THE PROBLEM: Spot each line that carries the word "陕西西安"; copy those lines.

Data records

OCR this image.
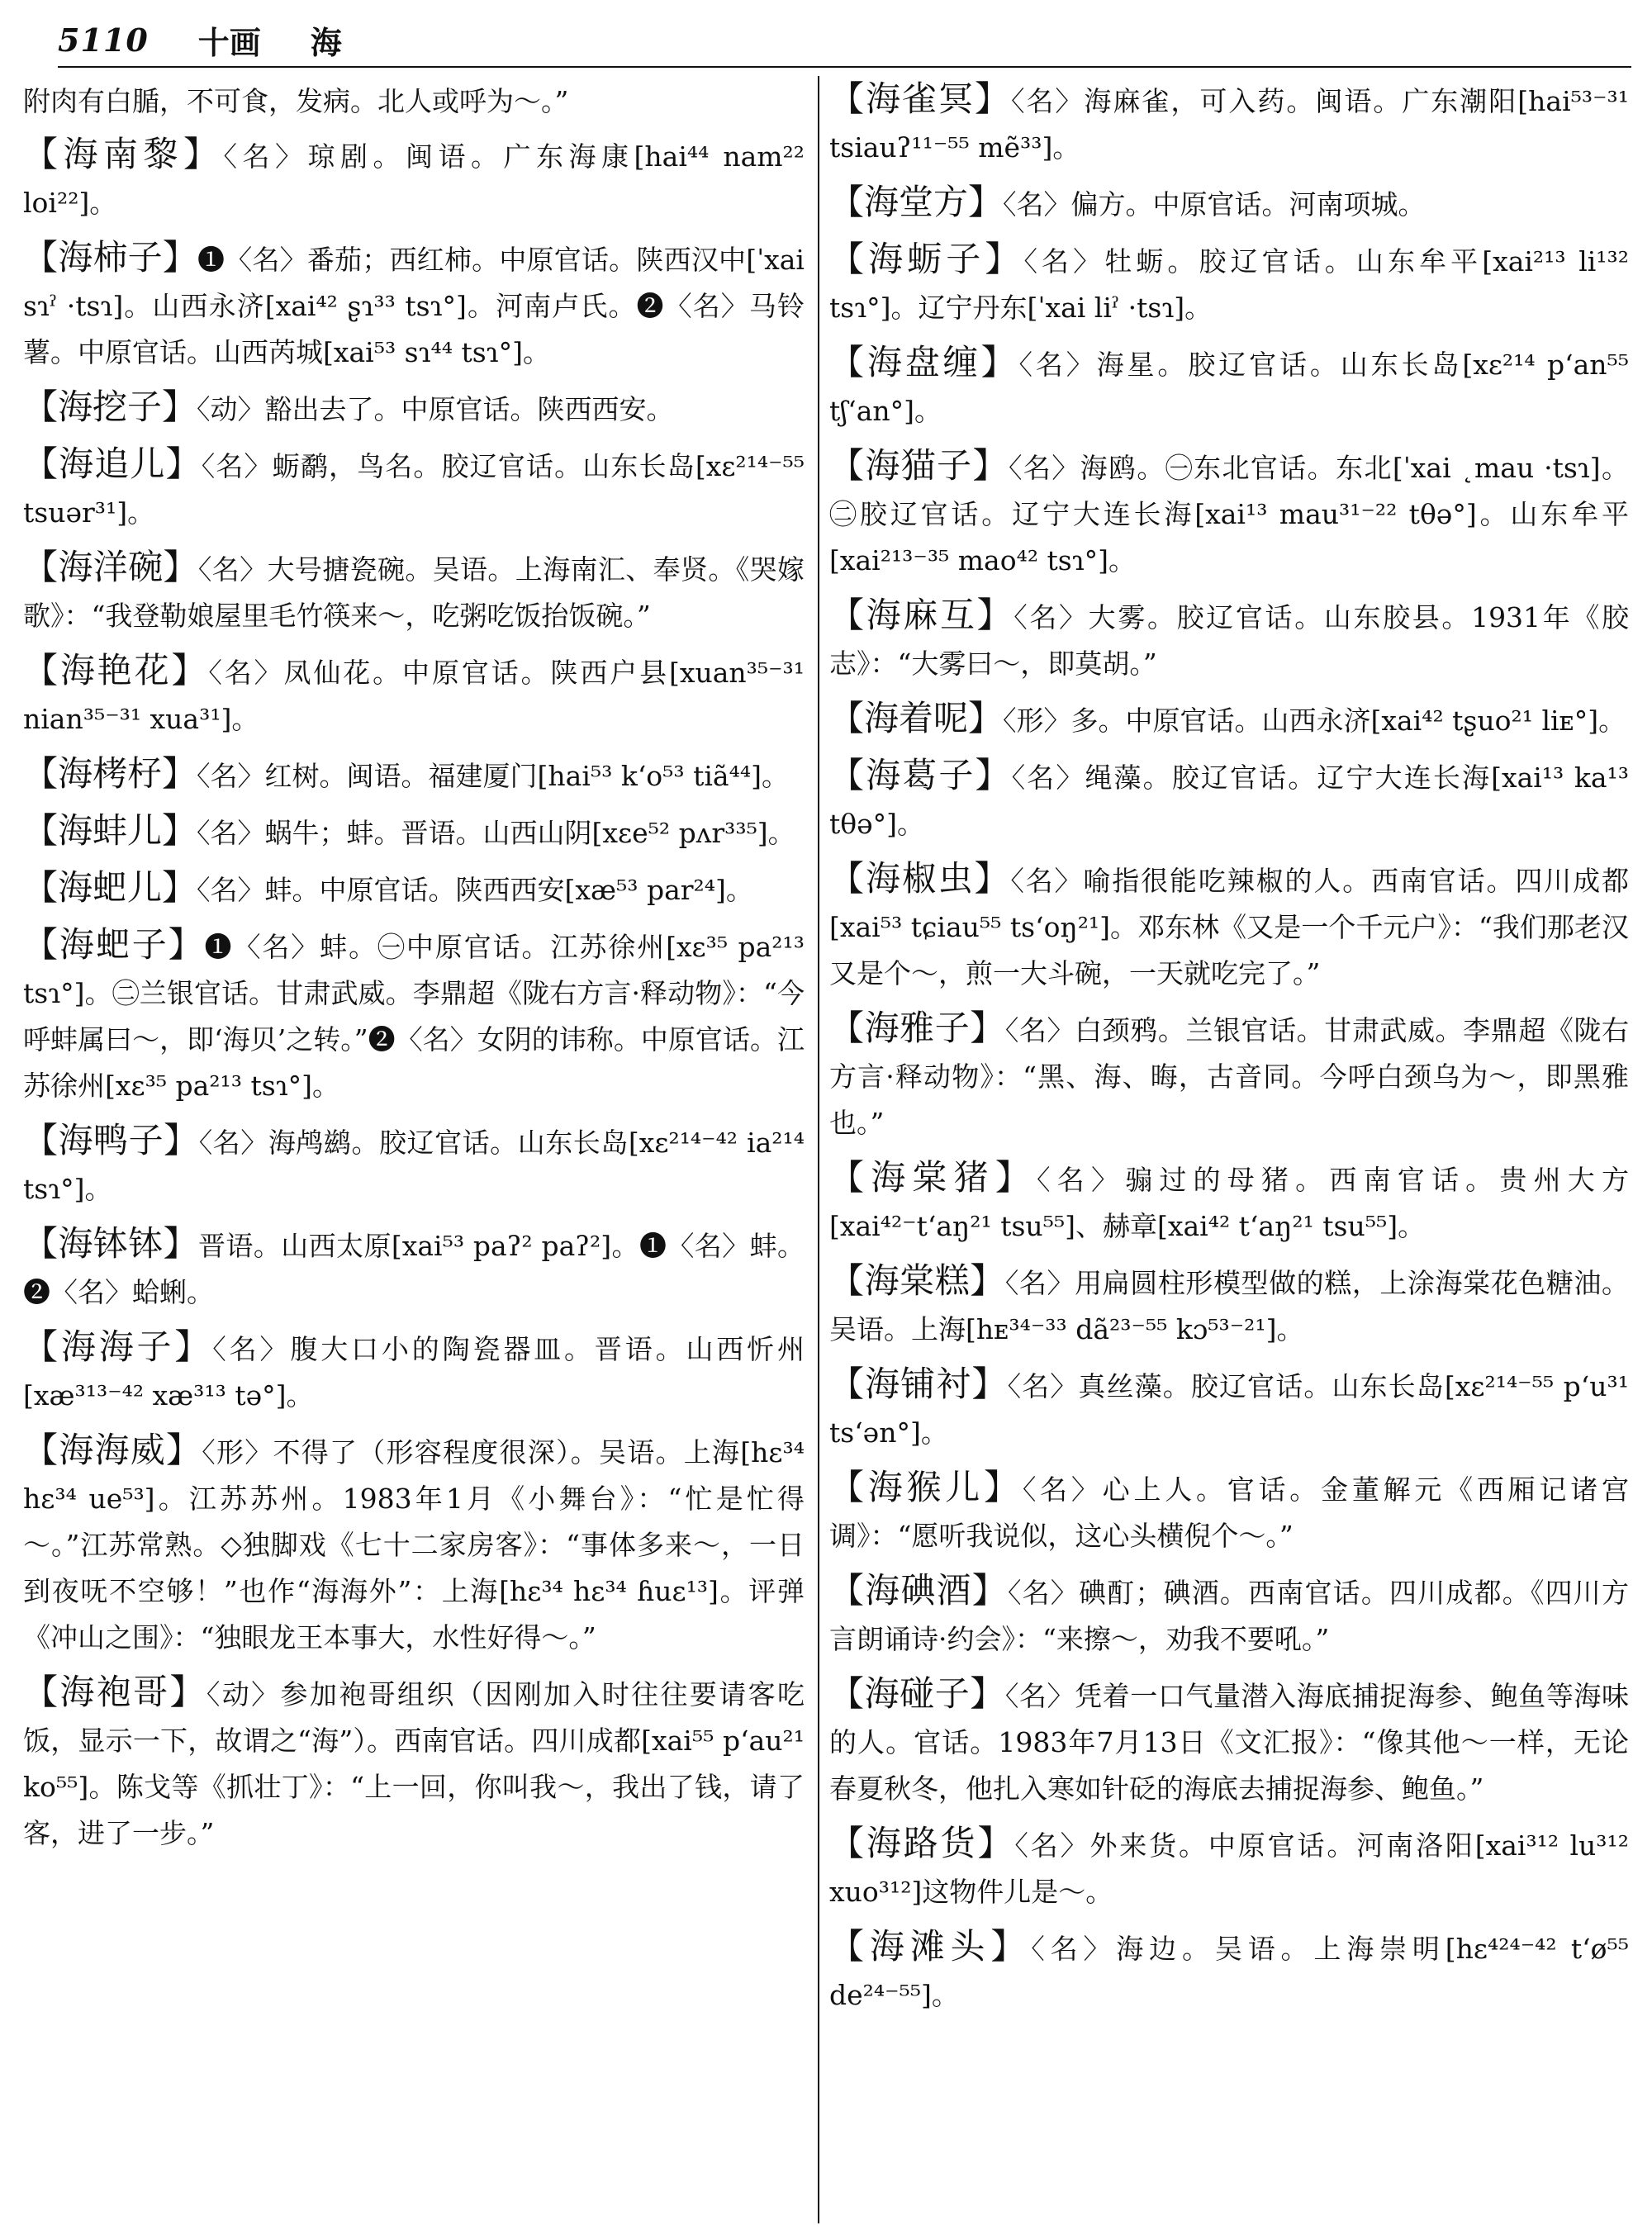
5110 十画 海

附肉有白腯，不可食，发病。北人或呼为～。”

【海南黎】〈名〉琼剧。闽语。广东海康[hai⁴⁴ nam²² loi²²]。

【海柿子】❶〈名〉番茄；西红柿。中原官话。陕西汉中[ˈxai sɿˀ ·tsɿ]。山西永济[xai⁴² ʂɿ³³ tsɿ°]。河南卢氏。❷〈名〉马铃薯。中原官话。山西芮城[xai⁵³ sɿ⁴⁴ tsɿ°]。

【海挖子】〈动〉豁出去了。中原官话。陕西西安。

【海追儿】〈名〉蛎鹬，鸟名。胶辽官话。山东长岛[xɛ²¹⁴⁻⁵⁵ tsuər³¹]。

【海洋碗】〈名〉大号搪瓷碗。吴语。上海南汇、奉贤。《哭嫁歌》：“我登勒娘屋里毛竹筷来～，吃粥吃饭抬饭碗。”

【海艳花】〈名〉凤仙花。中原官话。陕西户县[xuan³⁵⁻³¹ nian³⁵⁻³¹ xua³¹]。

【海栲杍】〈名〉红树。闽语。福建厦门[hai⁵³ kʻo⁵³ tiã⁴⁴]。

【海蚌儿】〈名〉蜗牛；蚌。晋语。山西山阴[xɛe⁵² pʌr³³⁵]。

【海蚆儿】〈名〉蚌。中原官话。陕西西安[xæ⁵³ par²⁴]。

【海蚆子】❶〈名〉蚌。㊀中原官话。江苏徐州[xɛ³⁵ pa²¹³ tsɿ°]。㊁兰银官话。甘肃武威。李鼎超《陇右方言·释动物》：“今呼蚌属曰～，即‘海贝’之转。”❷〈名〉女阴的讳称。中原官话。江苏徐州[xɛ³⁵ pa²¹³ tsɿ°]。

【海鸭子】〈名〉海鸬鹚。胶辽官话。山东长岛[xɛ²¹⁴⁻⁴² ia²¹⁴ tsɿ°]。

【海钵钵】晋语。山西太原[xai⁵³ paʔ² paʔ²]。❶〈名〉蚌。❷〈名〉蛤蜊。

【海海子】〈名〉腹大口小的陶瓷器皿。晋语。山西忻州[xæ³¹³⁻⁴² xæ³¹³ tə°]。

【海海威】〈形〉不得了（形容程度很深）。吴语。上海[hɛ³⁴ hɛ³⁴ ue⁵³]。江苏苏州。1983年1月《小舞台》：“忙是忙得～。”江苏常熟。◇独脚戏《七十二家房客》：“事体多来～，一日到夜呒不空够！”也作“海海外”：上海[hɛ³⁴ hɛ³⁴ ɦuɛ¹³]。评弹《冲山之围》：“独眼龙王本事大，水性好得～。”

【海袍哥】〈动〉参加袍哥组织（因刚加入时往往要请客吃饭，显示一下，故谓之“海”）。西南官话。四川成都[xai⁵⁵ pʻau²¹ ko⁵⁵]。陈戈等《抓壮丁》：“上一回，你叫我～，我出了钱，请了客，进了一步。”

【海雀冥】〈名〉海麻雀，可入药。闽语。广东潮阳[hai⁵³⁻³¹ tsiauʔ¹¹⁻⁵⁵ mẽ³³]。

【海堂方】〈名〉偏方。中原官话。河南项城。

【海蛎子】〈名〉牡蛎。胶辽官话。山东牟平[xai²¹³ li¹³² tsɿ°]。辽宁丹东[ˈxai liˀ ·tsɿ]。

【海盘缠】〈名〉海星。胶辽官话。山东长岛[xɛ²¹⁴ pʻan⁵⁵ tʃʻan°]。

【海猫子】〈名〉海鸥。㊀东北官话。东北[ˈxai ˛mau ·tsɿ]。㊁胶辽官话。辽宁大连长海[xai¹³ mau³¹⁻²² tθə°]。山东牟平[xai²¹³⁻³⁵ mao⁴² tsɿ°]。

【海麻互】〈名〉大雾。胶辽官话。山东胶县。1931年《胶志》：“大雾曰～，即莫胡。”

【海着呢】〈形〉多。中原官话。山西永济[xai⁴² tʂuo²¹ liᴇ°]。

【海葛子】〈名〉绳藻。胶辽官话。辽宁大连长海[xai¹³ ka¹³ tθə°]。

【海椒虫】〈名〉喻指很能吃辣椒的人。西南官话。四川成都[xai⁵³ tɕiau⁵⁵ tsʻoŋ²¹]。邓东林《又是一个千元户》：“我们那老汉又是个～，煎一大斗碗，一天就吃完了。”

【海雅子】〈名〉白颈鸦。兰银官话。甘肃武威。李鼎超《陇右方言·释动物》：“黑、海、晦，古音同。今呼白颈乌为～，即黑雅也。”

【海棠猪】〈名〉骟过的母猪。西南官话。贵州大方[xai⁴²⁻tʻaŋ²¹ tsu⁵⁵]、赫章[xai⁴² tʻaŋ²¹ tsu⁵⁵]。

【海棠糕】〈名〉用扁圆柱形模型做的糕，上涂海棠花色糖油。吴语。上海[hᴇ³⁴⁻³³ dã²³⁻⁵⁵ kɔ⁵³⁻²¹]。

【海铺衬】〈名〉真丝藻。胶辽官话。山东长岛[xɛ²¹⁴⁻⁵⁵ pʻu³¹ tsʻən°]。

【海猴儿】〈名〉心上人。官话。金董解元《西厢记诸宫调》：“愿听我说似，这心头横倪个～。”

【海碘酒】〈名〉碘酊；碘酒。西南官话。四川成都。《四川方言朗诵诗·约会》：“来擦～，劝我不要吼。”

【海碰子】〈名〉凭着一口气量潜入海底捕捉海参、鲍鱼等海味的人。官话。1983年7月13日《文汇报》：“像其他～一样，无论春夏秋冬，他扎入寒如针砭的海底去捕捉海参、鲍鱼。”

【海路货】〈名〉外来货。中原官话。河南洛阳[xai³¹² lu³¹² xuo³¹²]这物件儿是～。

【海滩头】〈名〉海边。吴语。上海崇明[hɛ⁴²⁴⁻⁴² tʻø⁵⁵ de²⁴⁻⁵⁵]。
...
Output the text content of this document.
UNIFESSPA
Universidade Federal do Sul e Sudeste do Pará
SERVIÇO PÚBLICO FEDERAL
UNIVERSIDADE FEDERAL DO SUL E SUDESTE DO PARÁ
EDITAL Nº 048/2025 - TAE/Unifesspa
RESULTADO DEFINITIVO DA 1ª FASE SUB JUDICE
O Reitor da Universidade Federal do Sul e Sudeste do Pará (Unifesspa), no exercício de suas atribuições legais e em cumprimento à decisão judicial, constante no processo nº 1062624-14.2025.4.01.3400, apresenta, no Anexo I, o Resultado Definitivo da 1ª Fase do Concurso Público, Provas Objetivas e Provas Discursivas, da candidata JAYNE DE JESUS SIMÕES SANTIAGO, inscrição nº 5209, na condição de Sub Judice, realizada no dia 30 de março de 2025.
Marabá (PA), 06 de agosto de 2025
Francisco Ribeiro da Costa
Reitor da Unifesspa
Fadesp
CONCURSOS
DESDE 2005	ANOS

RESULT OF THIS EXERCISE:
【海挖子】〈动〉豁出去了。中原官话。陕西西安。
【海蚆儿】〈名〉蚌。中原官话。陕西西安[xæ⁵³ par²⁴]。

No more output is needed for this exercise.